What this task involves -
Output every line of the data below verbatim.

— begin —

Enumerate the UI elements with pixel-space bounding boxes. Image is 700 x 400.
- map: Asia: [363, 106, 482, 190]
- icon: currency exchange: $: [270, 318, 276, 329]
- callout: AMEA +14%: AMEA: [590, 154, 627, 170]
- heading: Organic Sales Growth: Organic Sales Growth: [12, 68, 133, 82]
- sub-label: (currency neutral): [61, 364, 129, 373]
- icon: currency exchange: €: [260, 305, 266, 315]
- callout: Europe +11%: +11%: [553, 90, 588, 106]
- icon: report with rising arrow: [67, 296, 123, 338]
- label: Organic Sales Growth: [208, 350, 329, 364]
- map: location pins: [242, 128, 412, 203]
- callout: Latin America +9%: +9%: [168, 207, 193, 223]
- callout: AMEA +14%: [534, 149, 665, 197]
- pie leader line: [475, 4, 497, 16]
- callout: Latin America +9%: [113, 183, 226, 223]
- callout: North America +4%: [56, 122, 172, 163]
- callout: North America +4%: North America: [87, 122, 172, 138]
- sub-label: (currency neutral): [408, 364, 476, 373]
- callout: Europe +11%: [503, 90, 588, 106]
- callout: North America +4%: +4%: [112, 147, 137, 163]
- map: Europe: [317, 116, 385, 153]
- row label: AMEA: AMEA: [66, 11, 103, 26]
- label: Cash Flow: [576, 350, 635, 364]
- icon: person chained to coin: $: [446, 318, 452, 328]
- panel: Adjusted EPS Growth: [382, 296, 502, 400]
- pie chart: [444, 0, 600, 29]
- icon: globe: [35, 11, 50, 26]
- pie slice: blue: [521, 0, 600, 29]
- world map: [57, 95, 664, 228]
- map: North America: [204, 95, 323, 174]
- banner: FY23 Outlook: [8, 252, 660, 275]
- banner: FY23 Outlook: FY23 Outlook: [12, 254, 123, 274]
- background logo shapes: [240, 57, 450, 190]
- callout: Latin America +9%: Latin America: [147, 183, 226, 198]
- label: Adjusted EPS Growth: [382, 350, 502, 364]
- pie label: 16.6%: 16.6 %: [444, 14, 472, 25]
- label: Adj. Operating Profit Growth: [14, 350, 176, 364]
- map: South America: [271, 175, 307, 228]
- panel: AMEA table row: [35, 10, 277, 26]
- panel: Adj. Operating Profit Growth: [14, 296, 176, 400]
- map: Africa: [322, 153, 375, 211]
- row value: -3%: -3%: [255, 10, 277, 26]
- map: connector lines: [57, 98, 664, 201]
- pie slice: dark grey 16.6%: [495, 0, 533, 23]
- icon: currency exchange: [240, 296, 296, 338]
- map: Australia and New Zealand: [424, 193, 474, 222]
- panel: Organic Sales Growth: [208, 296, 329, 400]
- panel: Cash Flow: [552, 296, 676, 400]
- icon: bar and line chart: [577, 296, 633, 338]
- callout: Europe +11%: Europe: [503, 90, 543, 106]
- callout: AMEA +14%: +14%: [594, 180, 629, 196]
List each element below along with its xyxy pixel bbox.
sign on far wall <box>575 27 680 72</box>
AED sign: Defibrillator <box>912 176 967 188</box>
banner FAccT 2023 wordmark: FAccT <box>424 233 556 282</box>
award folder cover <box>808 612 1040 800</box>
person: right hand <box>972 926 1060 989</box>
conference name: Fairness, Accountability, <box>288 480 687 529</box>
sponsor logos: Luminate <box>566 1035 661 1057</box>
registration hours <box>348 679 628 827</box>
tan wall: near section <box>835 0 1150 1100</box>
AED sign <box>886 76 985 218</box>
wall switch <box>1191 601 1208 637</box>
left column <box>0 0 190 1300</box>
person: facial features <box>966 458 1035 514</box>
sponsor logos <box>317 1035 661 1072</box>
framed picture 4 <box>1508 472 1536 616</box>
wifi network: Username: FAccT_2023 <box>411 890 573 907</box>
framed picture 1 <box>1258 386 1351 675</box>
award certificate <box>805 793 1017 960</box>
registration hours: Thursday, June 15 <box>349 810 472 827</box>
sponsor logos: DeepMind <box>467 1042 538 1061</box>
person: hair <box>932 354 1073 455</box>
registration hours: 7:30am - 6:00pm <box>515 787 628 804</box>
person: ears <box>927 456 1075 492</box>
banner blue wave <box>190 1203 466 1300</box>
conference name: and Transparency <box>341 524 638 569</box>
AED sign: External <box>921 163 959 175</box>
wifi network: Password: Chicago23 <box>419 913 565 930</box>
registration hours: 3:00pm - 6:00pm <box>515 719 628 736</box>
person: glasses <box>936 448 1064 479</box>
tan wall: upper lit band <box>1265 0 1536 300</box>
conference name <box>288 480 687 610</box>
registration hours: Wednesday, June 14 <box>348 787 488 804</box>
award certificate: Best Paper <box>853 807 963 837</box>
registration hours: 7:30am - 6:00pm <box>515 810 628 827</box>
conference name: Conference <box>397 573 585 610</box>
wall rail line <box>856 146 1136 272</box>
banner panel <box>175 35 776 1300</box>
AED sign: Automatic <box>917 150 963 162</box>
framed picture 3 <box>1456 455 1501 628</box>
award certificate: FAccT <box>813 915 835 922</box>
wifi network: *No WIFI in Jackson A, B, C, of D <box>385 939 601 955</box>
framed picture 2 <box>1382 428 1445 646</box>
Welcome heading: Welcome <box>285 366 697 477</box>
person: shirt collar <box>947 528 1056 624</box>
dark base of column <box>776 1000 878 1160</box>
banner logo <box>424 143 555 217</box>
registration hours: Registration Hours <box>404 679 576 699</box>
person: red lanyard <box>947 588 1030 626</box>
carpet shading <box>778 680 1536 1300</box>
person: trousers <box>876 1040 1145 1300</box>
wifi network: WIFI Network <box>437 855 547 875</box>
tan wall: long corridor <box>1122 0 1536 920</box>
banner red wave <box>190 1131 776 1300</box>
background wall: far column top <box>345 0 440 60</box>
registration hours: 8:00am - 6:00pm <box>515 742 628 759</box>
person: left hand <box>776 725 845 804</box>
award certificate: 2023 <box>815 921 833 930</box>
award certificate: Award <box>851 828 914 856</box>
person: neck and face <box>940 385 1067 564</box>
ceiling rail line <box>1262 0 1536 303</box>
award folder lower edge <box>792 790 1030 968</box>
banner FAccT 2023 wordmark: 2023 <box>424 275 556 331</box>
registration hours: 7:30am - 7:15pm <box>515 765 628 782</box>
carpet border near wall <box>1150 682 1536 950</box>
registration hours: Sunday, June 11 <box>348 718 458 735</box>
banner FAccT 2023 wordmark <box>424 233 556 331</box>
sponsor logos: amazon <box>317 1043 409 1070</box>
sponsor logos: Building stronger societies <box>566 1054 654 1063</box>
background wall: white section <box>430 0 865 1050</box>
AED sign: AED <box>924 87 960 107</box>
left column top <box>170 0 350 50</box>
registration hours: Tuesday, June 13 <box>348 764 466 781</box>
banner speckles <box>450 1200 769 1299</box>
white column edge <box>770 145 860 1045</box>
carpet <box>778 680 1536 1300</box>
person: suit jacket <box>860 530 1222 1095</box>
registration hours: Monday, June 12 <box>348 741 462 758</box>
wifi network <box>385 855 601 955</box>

— end —

Response to this task -
Enumerate the UI elements with pixel-space bounding boxes. Image is 700 x 400.
- map: Asia: [363, 106, 482, 190]
- icon: currency exchange: $: [270, 318, 276, 329]
- callout: AMEA +14%: AMEA: [590, 154, 627, 170]
- heading: Organic Sales Growth: Organic Sales Growth: [12, 68, 133, 82]
- sub-label: (currency neutral): [61, 364, 129, 373]
- icon: currency exchange: €: [260, 305, 266, 315]
- callout: Europe +11%: +11%: [553, 90, 588, 106]
- icon: report with rising arrow: [67, 296, 123, 338]
- label: Organic Sales Growth: [208, 350, 329, 364]
- map: location pins: [242, 128, 412, 203]
- callout: Latin America +9%: +9%: [168, 207, 193, 223]
- callout: AMEA +14%: [534, 149, 665, 197]
- pie leader line: [475, 4, 497, 16]
- callout: Latin America +9%: [113, 183, 226, 223]
- callout: North America +4%: [56, 122, 172, 163]
- callout: North America +4%: North America: [87, 122, 172, 138]
- sub-label: (currency neutral): [408, 364, 476, 373]
- callout: Europe +11%: [503, 90, 588, 106]
- callout: North America +4%: +4%: [112, 147, 137, 163]
- map: Europe: [317, 116, 385, 153]
- row label: AMEA: AMEA: [66, 11, 103, 26]
- label: Cash Flow: [576, 350, 635, 364]
- icon: person chained to coin: $: [446, 318, 452, 328]
- panel: Adjusted EPS Growth: [382, 296, 502, 400]
- pie chart: [444, 0, 600, 29]
- icon: globe: [35, 11, 50, 26]
- pie slice: blue: [521, 0, 600, 29]
- world map: [57, 95, 664, 228]
- map: North America: [204, 95, 323, 174]
- banner: FY23 Outlook: [8, 252, 660, 275]
- banner: FY23 Outlook: FY23 Outlook: [12, 254, 123, 274]
- background logo shapes: [240, 57, 450, 190]
- callout: Latin America +9%: Latin America: [147, 183, 226, 198]
- label: Adjusted EPS Growth: [382, 350, 502, 364]
- pie label: 16.6%: 16.6 %: [444, 14, 472, 25]
- label: Adj. Operating Profit Growth: [14, 350, 176, 364]
- map: South America: [271, 175, 307, 228]
- panel: AMEA table row: [35, 10, 277, 26]
- panel: Adj. Operating Profit Growth: [14, 296, 176, 400]
- map: Africa: [322, 153, 375, 211]
- row value: -3%: -3%: [255, 10, 277, 26]
- map: connector lines: [57, 98, 664, 201]
- pie slice: dark grey 16.6%: [495, 0, 533, 23]
- icon: currency exchange: [240, 296, 296, 338]
- map: Australia and New Zealand: [424, 193, 474, 222]
- panel: Organic Sales Growth: [208, 296, 329, 400]
- panel: Cash Flow: [552, 296, 676, 400]
- icon: bar and line chart: [577, 296, 633, 338]
- callout: Europe +11%: Europe: [503, 90, 543, 106]
- callout: AMEA +14%: +14%: [594, 180, 629, 196]
List each element below along with its xyxy pixel bbox.
sign on far wall <box>575 27 680 72</box>
AED sign: Defibrillator <box>912 176 967 188</box>
banner FAccT 2023 wordmark: FAccT <box>424 233 556 282</box>
award folder cover <box>808 612 1040 800</box>
person: right hand <box>972 926 1060 989</box>
conference name: Fairness, Accountability, <box>288 480 687 529</box>
sponsor logos: Luminate <box>566 1035 661 1057</box>
registration hours <box>348 679 628 827</box>
tan wall: near section <box>835 0 1150 1100</box>
AED sign <box>886 76 985 218</box>
wall switch <box>1191 601 1208 637</box>
left column <box>0 0 190 1300</box>
person: facial features <box>966 458 1035 514</box>
sponsor logos <box>317 1035 661 1072</box>
framed picture 4 <box>1508 472 1536 616</box>
wifi network: Username: FAccT_2023 <box>411 890 573 907</box>
framed picture 1 <box>1258 386 1351 675</box>
award certificate <box>805 793 1017 960</box>
registration hours: Thursday, June 15 <box>349 810 472 827</box>
sponsor logos: DeepMind <box>467 1042 538 1061</box>
person: hair <box>932 354 1073 455</box>
registration hours: 7:30am - 6:00pm <box>515 787 628 804</box>
person: ears <box>927 456 1075 492</box>
banner blue wave <box>190 1203 466 1300</box>
conference name: and Transparency <box>341 524 638 569</box>
AED sign: External <box>921 163 959 175</box>
wifi network: Password: Chicago23 <box>419 913 565 930</box>
registration hours: 3:00pm - 6:00pm <box>515 719 628 736</box>
person: glasses <box>936 448 1064 479</box>
tan wall: upper lit band <box>1265 0 1536 300</box>
conference name <box>288 480 687 610</box>
registration hours: Wednesday, June 14 <box>348 787 488 804</box>
award certificate: Best Paper <box>853 807 963 837</box>
registration hours: 7:30am - 6:00pm <box>515 810 628 827</box>
conference name: Conference <box>397 573 585 610</box>
wall rail line <box>856 146 1136 272</box>
banner panel <box>175 35 776 1300</box>
AED sign: Automatic <box>917 150 963 162</box>
framed picture 3 <box>1456 455 1501 628</box>
award certificate: FAccT <box>813 915 835 922</box>
wifi network: *No WIFI in Jackson A, B, C, of D <box>385 939 601 955</box>
framed picture 2 <box>1382 428 1445 646</box>
Welcome heading: Welcome <box>285 366 697 477</box>
person: shirt collar <box>947 528 1056 624</box>
dark base of column <box>776 1000 878 1160</box>
banner logo <box>424 143 555 217</box>
registration hours: Registration Hours <box>404 679 576 699</box>
person: red lanyard <box>947 588 1030 626</box>
carpet shading <box>778 680 1536 1300</box>
person: trousers <box>876 1040 1145 1300</box>
wifi network: WIFI Network <box>437 855 547 875</box>
tan wall: long corridor <box>1122 0 1536 920</box>
banner red wave <box>190 1131 776 1300</box>
background wall: far column top <box>345 0 440 60</box>
registration hours: 8:00am - 6:00pm <box>515 742 628 759</box>
person: left hand <box>776 725 845 804</box>
award certificate: 2023 <box>815 921 833 930</box>
award certificate: Award <box>851 828 914 856</box>
person: neck and face <box>940 385 1067 564</box>
ceiling rail line <box>1262 0 1536 303</box>
award folder lower edge <box>792 790 1030 968</box>
banner FAccT 2023 wordmark: 2023 <box>424 275 556 331</box>
registration hours: 7:30am - 7:15pm <box>515 765 628 782</box>
carpet border near wall <box>1150 682 1536 950</box>
registration hours: Sunday, June 11 <box>348 718 458 735</box>
banner FAccT 2023 wordmark <box>424 233 556 331</box>
sponsor logos: amazon <box>317 1043 409 1070</box>
sponsor logos: Building stronger societies <box>566 1054 654 1063</box>
background wall: white section <box>430 0 865 1050</box>
AED sign: AED <box>924 87 960 107</box>
left column top <box>170 0 350 50</box>
registration hours: Tuesday, June 13 <box>348 764 466 781</box>
banner speckles <box>450 1200 769 1299</box>
white column edge <box>770 145 860 1045</box>
carpet <box>778 680 1536 1300</box>
person: suit jacket <box>860 530 1222 1095</box>
registration hours: Monday, June 12 <box>348 741 462 758</box>
wifi network <box>385 855 601 955</box>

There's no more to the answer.